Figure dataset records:
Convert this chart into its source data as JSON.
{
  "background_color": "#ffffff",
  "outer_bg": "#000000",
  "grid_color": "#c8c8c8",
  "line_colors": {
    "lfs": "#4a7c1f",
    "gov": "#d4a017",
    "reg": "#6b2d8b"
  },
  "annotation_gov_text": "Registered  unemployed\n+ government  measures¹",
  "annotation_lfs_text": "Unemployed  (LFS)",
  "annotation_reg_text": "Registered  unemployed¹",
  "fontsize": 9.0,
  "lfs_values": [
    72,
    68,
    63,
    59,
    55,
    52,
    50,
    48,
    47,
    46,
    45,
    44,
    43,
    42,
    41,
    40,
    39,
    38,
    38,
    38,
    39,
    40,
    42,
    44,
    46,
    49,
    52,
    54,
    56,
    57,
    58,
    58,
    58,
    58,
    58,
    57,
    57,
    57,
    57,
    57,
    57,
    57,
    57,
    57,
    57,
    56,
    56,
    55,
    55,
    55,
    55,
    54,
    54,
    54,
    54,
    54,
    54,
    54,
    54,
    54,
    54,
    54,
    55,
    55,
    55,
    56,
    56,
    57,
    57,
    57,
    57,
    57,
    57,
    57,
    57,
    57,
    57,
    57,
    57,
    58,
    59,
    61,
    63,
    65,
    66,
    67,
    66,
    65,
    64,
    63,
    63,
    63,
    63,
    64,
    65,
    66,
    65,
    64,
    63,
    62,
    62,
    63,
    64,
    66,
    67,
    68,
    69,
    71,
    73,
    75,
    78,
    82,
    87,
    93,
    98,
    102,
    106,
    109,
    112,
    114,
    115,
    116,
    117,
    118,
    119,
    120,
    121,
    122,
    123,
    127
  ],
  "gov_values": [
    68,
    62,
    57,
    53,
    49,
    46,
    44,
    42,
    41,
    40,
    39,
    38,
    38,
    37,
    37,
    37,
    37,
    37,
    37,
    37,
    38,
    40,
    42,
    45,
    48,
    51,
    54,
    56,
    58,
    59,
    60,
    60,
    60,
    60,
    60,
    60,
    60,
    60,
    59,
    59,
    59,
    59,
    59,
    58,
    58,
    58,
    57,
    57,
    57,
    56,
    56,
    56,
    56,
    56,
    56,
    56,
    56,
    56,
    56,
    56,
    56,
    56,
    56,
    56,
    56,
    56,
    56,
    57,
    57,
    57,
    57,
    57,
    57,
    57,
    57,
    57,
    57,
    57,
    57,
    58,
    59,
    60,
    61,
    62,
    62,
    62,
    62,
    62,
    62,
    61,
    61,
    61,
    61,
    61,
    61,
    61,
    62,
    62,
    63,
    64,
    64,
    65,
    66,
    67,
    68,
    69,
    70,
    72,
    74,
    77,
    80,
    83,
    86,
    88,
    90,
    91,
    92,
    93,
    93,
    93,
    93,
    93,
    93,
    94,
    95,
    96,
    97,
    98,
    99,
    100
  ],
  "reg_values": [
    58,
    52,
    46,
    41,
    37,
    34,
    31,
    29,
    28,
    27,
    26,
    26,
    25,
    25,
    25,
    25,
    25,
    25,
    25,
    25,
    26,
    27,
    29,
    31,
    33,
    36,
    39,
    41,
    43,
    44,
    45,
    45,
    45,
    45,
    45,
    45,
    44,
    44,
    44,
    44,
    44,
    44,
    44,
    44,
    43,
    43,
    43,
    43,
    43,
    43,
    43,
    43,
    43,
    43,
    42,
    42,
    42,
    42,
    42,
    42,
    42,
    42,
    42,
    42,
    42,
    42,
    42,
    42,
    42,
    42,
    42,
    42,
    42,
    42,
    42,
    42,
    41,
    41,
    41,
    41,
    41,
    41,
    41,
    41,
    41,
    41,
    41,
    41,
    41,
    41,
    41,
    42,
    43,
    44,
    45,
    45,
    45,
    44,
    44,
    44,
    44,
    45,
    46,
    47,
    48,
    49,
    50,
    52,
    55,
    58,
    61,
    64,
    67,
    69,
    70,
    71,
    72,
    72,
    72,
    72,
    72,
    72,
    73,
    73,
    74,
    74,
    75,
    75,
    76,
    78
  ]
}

[AIM]
Reproduce all the records precisely.

[OUTPUT FOR THIS EXERCISE]
Convert this chart into its source data as JSON.
{
  "background_color": "#ffffff",
  "outer_bg": "#000000",
  "grid_color": "#c8c8c8",
  "line_colors": {
    "lfs": "#4a7c1f",
    "gov": "#d4a017",
    "reg": "#6b2d8b"
  },
  "annotation_gov_text": "Registered  unemployed\n+ government  measures¹",
  "annotation_lfs_text": "Unemployed  (LFS)",
  "annotation_reg_text": "Registered  unemployed¹",
  "fontsize": 9.0,
  "lfs_values": [
    72,
    68,
    63,
    59,
    55,
    52,
    50,
    48,
    47,
    46,
    45,
    44,
    43,
    42,
    41,
    40,
    39,
    38,
    38,
    38,
    39,
    40,
    42,
    44,
    46,
    49,
    52,
    54,
    56,
    57,
    58,
    58,
    58,
    58,
    58,
    57,
    57,
    57,
    57,
    57,
    57,
    57,
    57,
    57,
    57,
    56,
    56,
    55,
    55,
    55,
    55,
    54,
    54,
    54,
    54,
    54,
    54,
    54,
    54,
    54,
    54,
    54,
    55,
    55,
    55,
    56,
    56,
    57,
    57,
    57,
    57,
    57,
    57,
    57,
    57,
    57,
    57,
    57,
    57,
    58,
    59,
    61,
    63,
    65,
    66,
    67,
    66,
    65,
    64,
    63,
    63,
    63,
    63,
    64,
    65,
    66,
    65,
    64,
    63,
    62,
    62,
    63,
    64,
    66,
    67,
    68,
    69,
    71,
    73,
    75,
    78,
    82,
    87,
    93,
    98,
    102,
    106,
    109,
    112,
    114,
    115,
    116,
    117,
    118,
    119,
    120,
    121,
    122,
    123,
    127
  ],
  "gov_values": [
    68,
    62,
    57,
    53,
    49,
    46,
    44,
    42,
    41,
    40,
    39,
    38,
    38,
    37,
    37,
    37,
    37,
    37,
    37,
    37,
    38,
    40,
    42,
    45,
    48,
    51,
    54,
    56,
    58,
    59,
    60,
    60,
    60,
    60,
    60,
    60,
    60,
    60,
    59,
    59,
    59,
    59,
    59,
    58,
    58,
    58,
    57,
    57,
    57,
    56,
    56,
    56,
    56,
    56,
    56,
    56,
    56,
    56,
    56,
    56,
    56,
    56,
    56,
    56,
    56,
    56,
    56,
    57,
    57,
    57,
    57,
    57,
    57,
    57,
    57,
    57,
    57,
    57,
    57,
    58,
    59,
    60,
    61,
    62,
    62,
    62,
    62,
    62,
    62,
    61,
    61,
    61,
    61,
    61,
    61,
    61,
    62,
    62,
    63,
    64,
    64,
    65,
    66,
    67,
    68,
    69,
    70,
    72,
    74,
    77,
    80,
    83,
    86,
    88,
    90,
    91,
    92,
    93,
    93,
    93,
    93,
    93,
    93,
    94,
    95,
    96,
    97,
    98,
    99,
    100
  ],
  "reg_values": [
    58,
    52,
    46,
    41,
    37,
    34,
    31,
    29,
    28,
    27,
    26,
    26,
    25,
    25,
    25,
    25,
    25,
    25,
    25,
    25,
    26,
    27,
    29,
    31,
    33,
    36,
    39,
    41,
    43,
    44,
    45,
    45,
    45,
    45,
    45,
    45,
    44,
    44,
    44,
    44,
    44,
    44,
    44,
    44,
    43,
    43,
    43,
    43,
    43,
    43,
    43,
    43,
    43,
    43,
    42,
    42,
    42,
    42,
    42,
    42,
    42,
    42,
    42,
    42,
    42,
    42,
    42,
    42,
    42,
    42,
    42,
    42,
    42,
    42,
    42,
    42,
    41,
    41,
    41,
    41,
    41,
    41,
    41,
    41,
    41,
    41,
    41,
    41,
    41,
    41,
    41,
    42,
    43,
    44,
    45,
    45,
    45,
    44,
    44,
    44,
    44,
    45,
    46,
    47,
    48,
    49,
    50,
    52,
    55,
    58,
    61,
    64,
    67,
    69,
    70,
    71,
    72,
    72,
    72,
    72,
    72,
    72,
    73,
    73,
    74,
    74,
    75,
    75,
    76,
    78
  ]
}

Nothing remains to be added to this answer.